» EXERCISE: Retype the material below. Keep every word exactly as it is.

(Dataset rows)
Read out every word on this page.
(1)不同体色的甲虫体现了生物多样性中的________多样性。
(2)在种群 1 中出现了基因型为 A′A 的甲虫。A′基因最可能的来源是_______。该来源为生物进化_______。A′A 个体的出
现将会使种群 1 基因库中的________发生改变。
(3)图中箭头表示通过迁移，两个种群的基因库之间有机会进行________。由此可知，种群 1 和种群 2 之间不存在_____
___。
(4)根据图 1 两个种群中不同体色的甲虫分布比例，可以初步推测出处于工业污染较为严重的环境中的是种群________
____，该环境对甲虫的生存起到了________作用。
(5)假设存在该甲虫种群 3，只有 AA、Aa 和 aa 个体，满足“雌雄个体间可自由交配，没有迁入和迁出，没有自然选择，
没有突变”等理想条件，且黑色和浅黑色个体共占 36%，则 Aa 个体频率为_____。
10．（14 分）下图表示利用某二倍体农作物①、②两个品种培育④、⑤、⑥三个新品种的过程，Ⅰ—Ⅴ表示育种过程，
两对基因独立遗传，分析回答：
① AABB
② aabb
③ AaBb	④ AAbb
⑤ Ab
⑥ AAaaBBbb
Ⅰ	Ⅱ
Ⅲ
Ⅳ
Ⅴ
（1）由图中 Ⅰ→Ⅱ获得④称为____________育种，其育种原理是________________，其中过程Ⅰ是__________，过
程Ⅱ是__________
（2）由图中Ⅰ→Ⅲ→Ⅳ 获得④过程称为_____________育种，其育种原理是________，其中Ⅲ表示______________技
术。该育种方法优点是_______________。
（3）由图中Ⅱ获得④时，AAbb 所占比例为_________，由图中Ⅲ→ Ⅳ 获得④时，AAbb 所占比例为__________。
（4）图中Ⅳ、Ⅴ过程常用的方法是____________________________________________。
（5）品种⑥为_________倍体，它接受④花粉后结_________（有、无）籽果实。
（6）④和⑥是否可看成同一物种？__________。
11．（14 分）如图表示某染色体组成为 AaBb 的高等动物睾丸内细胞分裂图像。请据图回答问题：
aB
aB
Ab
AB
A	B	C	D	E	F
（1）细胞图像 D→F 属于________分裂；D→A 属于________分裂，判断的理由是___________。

» OUTPUT OF THE TASK:
Read out every word on this page.
(1)不同体色的甲虫体现了生物多样性中的________多样性。
(2)在种群 1 中出现了基因型为 A′A 的甲虫。A′基因最可能的来源是_______。该来源为生物进化_______。A′A 个体的出
现将会使种群 1 基因库中的________发生改变。
(3)图中箭头表示通过迁移，两个种群的基因库之间有机会进行________。由此可知，种群 1 和种群 2 之间不存在_____
___。
(4)根据图 1 两个种群中不同体色的甲虫分布比例，可以初步推测出处于工业污染较为严重的环境中的是种群________
____，该环境对甲虫的生存起到了________作用。
(5)假设存在该甲虫种群 3，只有 AA、Aa 和 aa 个体，满足“雌雄个体间可自由交配，没有迁入和迁出，没有自然选择，
没有突变”等理想条件，且黑色和浅黑色个体共占 36%，则 Aa 个体频率为_____。
10．（14 分）下图表示利用某二倍体农作物①、②两个品种培育④、⑤、⑥三个新品种的过程，Ⅰ—Ⅴ表示育种过程，
两对基因独立遗传，分析回答：
① AABB
② aabb
③ AaBb	④ AAbb
⑤ Ab
⑥ AAaaBBbb
Ⅰ	Ⅱ
Ⅲ
Ⅳ
Ⅴ
（1）由图中 Ⅰ→Ⅱ获得④称为____________育种，其育种原理是________________，其中过程Ⅰ是__________，过
程Ⅱ是__________
（2）由图中Ⅰ→Ⅲ→Ⅳ 获得④过程称为_____________育种，其育种原理是________，其中Ⅲ表示______________技
术。该育种方法优点是_______________。
（3）由图中Ⅱ获得④时，AAbb 所占比例为_________，由图中Ⅲ→ Ⅳ 获得④时，AAbb 所占比例为__________。
（4）图中Ⅳ、Ⅴ过程常用的方法是____________________________________________。
（5）品种⑥为_________倍体，它接受④花粉后结_________（有、无）籽果实。
（6）④和⑥是否可看成同一物种？__________。
11．（14 分）如图表示某染色体组成为 AaBb 的高等动物睾丸内细胞分裂图像。请据图回答问题：
aB
aB
Ab
AB
A	B	C	D	E	F
（1）细胞图像 D→F 属于________分裂；D→A 属于________分裂，判断的理由是___________。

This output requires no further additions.